§ WHAT YOU WILL DO: Identify the lines holding "padlock" and copy them.

[Stored data]
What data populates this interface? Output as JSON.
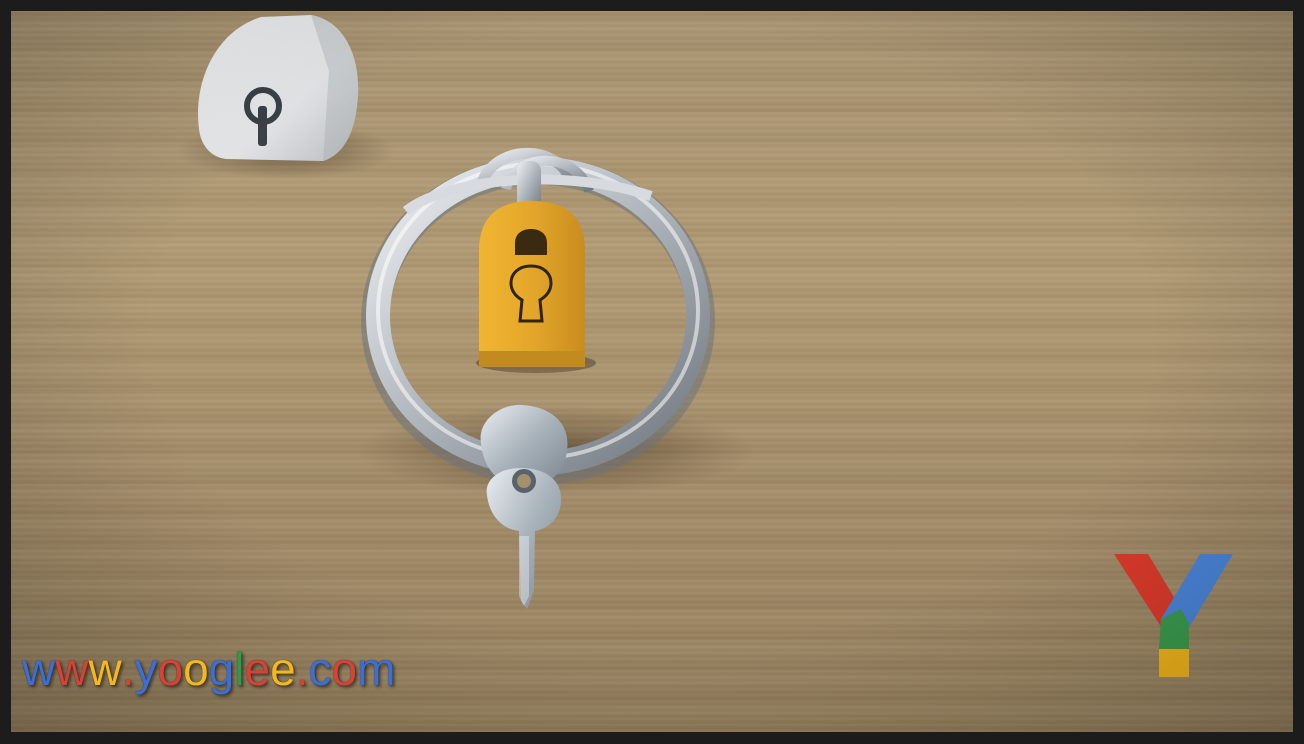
{
  "watermark": {
    "text": "www.yooglee.com",
    "letter_colors": [
      "#3b6fd6",
      "#d64236",
      "#f2b81f",
      "#d64236",
      "#3b6fd6",
      "#d64236",
      "#f2b81f",
      "#3b6fd6",
      "#2e9b4a",
      "#d64236",
      "#f2b81f",
      "#d64236",
      "#3b6fd6",
      "#d64236",
      "#3b6fd6"
    ]
  },
  "logo": {
    "letter": "Y",
    "colors": {
      "left": "#d93a2b",
      "right": "#4a84d8",
      "stem_top": "#3a9a4e",
      "stem_bottom": "#f0b41c"
    }
  },
  "scene": {
    "icons": [
      "white-lock-icon",
      "key-ring-icon",
      "yellow-padlock-icon",
      "keyhole-icon",
      "key-icon"
    ],
    "colors": {
      "wood": "#a7926f",
      "padlock": "#e5a82b",
      "ring": "#c9ced3",
      "shell": "#e8e9ea"
    }
  }
}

§ RESULT:
      "yellow-padlock-icon",
      "padlock": "#e5a82b",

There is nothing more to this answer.